Task requirements. Please read the discussion about children's clean-up routines below. What does one commenter suggest doing to give a clear signal for clean-up time?

Reading text.
Ok, it's now time to clean up before lunch, what do you awnt to put away first, the pillows or the toys in the bin? Or.... all these go in this bin - you put away the red ones and I'll do the green ones, let's race! Etc.
Anonymous
OP I think the key here is habit building, and a key to habit building is habit chaining.

So pairing clean up time to meal time is good because meals happen every day and it's easy to get into a routine.

The primary goal should be to establish the routine. Ring a bell for clean up time so it's a clear signal. Then immediately start cleaning up. Help him out, especially at first. The goal is routine at this point, not getting him to do it by himself.

Once the routine is established, it should become more second nature.

I'm also not above doing a clean sweep or whatever isn't cleaned up and putting it into a bag to be put away somewhere if they're not really following through.
Anonymous
We work it into our day.

After breakfast, my son cleans up the yard (we have dogs) and picks up his room.

Entries supplied.
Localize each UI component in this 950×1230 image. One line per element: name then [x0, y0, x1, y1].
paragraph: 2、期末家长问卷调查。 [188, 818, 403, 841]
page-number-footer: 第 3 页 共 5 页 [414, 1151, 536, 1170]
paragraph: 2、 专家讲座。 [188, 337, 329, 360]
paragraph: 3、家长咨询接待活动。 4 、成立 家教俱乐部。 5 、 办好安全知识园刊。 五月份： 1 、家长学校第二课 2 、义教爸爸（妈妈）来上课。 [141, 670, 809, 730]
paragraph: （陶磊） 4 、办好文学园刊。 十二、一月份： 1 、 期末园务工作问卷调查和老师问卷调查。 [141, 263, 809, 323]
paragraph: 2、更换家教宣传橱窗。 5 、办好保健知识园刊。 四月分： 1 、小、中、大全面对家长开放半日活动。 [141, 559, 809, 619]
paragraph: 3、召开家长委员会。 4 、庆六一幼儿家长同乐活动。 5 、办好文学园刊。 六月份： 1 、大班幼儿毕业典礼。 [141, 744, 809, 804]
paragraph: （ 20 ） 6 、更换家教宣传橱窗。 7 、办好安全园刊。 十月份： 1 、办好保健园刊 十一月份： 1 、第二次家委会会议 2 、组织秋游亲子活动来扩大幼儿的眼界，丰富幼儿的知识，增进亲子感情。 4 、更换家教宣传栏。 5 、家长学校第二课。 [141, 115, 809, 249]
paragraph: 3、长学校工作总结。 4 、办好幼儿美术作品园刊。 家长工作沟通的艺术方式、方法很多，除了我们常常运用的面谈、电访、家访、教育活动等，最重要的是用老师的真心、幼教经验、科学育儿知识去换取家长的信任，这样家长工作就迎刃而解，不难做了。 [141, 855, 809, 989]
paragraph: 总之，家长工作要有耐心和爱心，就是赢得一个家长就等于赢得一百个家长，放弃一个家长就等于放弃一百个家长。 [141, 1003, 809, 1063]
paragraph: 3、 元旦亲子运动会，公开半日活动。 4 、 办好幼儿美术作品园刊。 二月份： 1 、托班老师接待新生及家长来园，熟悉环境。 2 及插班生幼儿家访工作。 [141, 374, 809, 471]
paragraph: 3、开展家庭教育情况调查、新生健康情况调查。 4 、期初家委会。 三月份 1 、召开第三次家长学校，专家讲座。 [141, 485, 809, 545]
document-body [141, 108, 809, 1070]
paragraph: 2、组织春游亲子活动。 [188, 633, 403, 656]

Task output. Ringing a bell.